Supplied passage:

%%

The president of the United States is the head of state and head of government of the United States, indirectly elected to a four-year term via the Electoral College. The officeholder leads the executive branch of the federal government and is the commander-in-chief of the United States Armed Forces. Since the office was established in 1789, 45 men have served in 46 presidencies. The first president, George Washington, won a unanimous vote of the Electoral College; one, Grover Cleveland, served two non-consecutive terms and is therefore counted as the 22nd and 24th president of the United States, giving rise to the discrepancy between the number of presidencies and the number of persons who have served as president. The incumbent president is Joe Biden.

The presidency of William Henry Harrison, who died 31 days after taking office in 1841, was the shortest in American history. Franklin D. Roosevelt served the longest, over twelve years, before dying early in his fourth term in 1945. He is the only U.S. president to have served more than two terms. Since the ratification of the Twenty-second Amendment to the United States Constitution in 1951, no person may be elected president more than twice, and no one who has served more than two years of a term to which someone else was elected may be elected more than once.

%%

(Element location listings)
%%

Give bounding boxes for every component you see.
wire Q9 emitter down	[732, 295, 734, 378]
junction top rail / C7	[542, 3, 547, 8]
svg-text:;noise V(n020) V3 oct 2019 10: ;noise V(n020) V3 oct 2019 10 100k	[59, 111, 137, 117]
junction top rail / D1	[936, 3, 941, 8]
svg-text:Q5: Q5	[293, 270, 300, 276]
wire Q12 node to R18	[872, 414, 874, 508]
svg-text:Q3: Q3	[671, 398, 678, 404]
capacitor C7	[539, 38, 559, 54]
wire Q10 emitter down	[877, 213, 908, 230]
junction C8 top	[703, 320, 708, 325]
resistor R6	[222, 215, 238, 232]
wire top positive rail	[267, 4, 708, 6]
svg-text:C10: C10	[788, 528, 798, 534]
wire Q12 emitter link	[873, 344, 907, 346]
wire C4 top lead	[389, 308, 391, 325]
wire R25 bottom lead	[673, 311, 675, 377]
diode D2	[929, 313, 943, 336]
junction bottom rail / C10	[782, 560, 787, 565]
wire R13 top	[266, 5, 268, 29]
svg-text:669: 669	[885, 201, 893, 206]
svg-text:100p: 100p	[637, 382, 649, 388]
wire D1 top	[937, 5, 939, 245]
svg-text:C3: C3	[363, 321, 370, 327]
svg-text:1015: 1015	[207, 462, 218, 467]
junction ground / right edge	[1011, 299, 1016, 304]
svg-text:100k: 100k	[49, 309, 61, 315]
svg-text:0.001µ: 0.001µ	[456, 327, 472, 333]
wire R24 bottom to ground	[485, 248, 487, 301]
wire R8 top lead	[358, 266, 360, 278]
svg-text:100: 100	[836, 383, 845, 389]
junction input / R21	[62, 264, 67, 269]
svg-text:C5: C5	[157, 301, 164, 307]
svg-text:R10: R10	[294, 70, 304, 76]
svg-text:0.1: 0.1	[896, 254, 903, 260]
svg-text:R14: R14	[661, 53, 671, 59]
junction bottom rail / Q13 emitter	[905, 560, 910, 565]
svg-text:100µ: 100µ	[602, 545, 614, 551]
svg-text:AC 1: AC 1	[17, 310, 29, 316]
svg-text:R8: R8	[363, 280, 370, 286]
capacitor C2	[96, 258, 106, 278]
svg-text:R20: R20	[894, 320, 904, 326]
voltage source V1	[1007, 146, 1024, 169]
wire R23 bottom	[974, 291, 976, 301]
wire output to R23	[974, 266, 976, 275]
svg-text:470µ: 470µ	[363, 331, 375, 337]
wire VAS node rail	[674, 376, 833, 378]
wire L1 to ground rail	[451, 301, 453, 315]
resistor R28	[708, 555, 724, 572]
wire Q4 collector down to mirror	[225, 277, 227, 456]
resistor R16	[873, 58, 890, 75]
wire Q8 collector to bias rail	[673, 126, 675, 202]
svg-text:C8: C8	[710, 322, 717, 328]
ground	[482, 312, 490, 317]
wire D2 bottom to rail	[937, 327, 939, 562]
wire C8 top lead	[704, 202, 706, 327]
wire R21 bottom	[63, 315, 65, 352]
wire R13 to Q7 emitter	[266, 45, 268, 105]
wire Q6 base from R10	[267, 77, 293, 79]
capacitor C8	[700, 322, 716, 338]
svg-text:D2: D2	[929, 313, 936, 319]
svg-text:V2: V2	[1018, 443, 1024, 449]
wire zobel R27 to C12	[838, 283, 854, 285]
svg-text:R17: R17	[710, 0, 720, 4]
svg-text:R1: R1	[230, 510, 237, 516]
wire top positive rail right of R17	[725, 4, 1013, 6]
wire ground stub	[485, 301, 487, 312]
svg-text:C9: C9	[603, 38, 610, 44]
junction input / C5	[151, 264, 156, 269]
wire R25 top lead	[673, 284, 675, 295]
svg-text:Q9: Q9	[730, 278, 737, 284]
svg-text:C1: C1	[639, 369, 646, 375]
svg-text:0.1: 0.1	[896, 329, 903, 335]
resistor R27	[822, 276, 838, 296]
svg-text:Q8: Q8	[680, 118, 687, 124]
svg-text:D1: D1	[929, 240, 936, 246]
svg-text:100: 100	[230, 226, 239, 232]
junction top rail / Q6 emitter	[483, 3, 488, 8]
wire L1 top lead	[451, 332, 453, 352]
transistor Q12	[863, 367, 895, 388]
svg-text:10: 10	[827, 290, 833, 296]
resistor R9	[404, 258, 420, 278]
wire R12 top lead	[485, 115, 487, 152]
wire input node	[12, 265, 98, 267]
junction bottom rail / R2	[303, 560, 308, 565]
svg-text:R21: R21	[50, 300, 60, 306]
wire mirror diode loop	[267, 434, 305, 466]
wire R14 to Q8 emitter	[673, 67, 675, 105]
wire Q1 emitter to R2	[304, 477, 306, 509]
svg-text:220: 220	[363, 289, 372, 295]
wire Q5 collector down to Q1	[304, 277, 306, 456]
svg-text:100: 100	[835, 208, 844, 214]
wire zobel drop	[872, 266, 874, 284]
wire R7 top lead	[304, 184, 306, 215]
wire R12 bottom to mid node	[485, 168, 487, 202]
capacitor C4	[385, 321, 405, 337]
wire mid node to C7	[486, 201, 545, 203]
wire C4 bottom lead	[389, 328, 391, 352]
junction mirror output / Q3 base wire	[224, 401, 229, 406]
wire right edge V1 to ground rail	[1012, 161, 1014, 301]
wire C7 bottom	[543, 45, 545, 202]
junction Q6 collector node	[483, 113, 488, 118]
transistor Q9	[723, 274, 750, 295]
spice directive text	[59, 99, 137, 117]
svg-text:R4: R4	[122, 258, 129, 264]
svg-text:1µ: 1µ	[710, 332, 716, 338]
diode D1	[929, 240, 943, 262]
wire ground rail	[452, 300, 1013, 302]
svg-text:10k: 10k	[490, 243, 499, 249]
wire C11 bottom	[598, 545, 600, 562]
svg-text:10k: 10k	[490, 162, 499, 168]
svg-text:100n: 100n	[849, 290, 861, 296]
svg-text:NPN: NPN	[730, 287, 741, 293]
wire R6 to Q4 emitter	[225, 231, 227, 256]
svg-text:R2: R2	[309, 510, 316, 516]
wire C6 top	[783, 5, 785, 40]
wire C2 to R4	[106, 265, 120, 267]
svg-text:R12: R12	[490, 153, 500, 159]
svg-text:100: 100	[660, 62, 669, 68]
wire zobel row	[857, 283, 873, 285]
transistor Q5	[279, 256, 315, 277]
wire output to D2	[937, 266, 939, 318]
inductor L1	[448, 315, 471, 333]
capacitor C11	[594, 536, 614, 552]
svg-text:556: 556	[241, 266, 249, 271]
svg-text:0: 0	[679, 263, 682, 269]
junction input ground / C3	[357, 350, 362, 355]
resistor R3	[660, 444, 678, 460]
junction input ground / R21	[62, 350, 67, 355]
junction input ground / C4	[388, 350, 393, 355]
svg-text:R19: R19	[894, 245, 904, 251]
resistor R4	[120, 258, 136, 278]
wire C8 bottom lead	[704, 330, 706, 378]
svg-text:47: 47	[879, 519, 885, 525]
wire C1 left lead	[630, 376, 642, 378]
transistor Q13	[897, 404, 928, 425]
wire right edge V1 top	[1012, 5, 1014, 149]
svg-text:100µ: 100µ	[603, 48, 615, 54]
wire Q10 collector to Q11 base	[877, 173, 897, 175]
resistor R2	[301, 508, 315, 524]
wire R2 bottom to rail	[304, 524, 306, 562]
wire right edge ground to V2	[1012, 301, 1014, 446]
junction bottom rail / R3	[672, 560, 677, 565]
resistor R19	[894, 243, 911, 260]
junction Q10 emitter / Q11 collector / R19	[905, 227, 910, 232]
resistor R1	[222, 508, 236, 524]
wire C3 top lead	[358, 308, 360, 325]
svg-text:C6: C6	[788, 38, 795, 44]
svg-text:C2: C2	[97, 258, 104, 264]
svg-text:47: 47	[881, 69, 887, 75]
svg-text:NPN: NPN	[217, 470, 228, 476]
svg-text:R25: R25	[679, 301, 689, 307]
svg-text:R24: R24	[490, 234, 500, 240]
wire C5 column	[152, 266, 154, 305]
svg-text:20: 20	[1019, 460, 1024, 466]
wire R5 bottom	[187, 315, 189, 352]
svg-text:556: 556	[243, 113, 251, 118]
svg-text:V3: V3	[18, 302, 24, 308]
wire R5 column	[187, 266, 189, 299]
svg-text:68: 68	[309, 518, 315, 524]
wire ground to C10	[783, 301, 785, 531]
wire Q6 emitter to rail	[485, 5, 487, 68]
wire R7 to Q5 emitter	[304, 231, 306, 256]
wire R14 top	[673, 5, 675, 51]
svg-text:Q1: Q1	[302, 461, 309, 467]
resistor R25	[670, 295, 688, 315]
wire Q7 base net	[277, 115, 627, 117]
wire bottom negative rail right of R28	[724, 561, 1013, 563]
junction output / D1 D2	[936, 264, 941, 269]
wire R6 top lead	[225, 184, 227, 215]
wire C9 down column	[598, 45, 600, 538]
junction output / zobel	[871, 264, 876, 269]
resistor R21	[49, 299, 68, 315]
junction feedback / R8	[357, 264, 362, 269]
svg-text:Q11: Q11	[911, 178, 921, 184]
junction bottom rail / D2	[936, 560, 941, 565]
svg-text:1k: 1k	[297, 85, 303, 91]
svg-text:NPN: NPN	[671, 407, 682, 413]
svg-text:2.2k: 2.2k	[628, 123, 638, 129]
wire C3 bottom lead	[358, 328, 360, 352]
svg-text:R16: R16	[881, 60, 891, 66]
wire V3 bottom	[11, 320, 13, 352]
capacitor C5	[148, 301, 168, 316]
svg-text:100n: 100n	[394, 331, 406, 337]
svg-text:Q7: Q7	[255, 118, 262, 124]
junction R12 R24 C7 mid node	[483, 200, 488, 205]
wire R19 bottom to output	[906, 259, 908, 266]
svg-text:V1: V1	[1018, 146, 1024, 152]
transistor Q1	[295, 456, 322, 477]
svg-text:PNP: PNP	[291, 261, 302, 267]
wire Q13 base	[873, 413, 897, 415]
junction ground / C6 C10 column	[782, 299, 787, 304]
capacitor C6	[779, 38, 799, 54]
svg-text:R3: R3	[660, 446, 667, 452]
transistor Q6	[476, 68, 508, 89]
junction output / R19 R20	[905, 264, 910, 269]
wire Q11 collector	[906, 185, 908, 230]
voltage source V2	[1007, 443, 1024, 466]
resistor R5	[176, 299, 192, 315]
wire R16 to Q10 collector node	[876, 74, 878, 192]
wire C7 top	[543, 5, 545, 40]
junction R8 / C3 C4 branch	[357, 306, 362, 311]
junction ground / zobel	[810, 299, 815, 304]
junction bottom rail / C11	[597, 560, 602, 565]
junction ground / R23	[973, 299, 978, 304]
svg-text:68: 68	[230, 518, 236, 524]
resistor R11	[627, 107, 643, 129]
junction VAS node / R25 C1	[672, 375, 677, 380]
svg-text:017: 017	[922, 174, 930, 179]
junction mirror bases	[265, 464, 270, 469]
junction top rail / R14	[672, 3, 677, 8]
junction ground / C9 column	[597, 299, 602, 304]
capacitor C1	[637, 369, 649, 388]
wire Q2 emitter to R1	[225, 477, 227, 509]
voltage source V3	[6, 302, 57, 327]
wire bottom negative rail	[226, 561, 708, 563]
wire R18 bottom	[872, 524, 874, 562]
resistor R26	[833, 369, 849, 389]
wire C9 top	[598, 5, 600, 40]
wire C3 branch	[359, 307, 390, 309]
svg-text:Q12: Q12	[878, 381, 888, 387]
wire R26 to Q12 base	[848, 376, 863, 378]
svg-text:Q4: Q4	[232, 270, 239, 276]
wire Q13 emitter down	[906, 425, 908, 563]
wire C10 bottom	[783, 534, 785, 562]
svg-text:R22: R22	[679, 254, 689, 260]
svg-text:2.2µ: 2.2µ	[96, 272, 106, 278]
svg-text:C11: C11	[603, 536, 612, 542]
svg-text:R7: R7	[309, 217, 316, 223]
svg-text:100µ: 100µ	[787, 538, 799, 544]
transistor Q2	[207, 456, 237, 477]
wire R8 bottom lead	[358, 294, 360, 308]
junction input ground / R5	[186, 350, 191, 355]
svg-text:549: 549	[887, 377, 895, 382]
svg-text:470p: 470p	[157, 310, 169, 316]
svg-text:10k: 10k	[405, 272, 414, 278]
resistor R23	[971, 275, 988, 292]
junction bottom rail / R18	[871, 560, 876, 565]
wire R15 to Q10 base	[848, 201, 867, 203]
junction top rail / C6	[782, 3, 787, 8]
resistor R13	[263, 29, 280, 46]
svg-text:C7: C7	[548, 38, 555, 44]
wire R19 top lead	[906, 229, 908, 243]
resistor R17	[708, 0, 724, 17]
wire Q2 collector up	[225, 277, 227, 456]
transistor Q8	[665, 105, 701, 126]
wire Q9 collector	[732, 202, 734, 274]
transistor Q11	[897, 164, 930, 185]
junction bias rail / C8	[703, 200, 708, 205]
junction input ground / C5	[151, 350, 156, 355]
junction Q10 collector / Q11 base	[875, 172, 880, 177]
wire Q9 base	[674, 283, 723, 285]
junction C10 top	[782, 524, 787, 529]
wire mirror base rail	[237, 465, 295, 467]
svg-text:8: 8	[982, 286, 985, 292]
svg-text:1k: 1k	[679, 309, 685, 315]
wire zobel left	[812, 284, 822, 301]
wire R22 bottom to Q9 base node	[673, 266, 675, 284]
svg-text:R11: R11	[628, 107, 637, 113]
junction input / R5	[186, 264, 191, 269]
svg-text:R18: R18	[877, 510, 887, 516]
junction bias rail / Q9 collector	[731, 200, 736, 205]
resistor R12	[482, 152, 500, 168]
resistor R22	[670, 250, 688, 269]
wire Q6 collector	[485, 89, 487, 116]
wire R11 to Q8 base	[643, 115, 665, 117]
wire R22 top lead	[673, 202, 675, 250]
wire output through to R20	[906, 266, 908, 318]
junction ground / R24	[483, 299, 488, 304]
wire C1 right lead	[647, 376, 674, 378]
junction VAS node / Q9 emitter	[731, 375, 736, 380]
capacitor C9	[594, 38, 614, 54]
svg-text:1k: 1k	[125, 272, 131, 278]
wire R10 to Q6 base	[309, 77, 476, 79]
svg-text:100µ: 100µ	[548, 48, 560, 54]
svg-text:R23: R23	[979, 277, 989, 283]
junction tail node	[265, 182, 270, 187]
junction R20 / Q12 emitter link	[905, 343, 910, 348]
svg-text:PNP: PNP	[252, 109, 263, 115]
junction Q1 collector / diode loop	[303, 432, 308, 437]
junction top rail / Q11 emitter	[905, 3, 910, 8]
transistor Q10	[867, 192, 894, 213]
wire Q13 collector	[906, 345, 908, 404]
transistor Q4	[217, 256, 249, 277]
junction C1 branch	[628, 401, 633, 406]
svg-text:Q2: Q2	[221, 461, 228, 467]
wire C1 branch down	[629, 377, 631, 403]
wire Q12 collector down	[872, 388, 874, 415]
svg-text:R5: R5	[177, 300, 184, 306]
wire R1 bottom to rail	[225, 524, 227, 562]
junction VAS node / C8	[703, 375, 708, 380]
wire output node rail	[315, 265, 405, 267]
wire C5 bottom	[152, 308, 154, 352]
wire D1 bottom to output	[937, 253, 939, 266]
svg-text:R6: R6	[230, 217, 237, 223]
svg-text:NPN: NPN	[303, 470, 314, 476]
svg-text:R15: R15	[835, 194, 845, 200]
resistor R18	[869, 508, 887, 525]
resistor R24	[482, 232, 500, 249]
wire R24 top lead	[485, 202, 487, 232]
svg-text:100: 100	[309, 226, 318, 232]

%%

Parts of the exercise:
- A) Translate this sentence from the passage about U.S. presidents into Spanish: "The presidency of William Henry Harrison, who died 31 days after taking office in 1841, was the shortest in American history."
- B) Please output the portion of the passage about U.S. presidents starting with "The president of" and going on through "is Joe Biden.".
Rely only on the passage about U.S. presidents.

Outputs in order:
- A) La presidencia de William Henry Harrison, quien murió 31 días después de asumir el cargo en 1841, fue la más corta de la historia estadounidense.

- B)
The president of the United States is the head of state and head of government of the United States, indirectly elected to a four-year term via the Electoral College. The officeholder leads the executive branch of the federal government and is the commander-in-chief of the United States Armed Forces. Since the office was established in 1789, 45 men have served in 46 presidencies. The first president, George Washington, won a unanimous vote of the Electoral College; one, Grover Cleveland, served two non-consecutive terms and is therefore counted as the 22nd and 24th president of the United States, giving rise to the discrepancy between the number of presidencies and the number of persons who have served as president. The incumbent president is Joe Biden.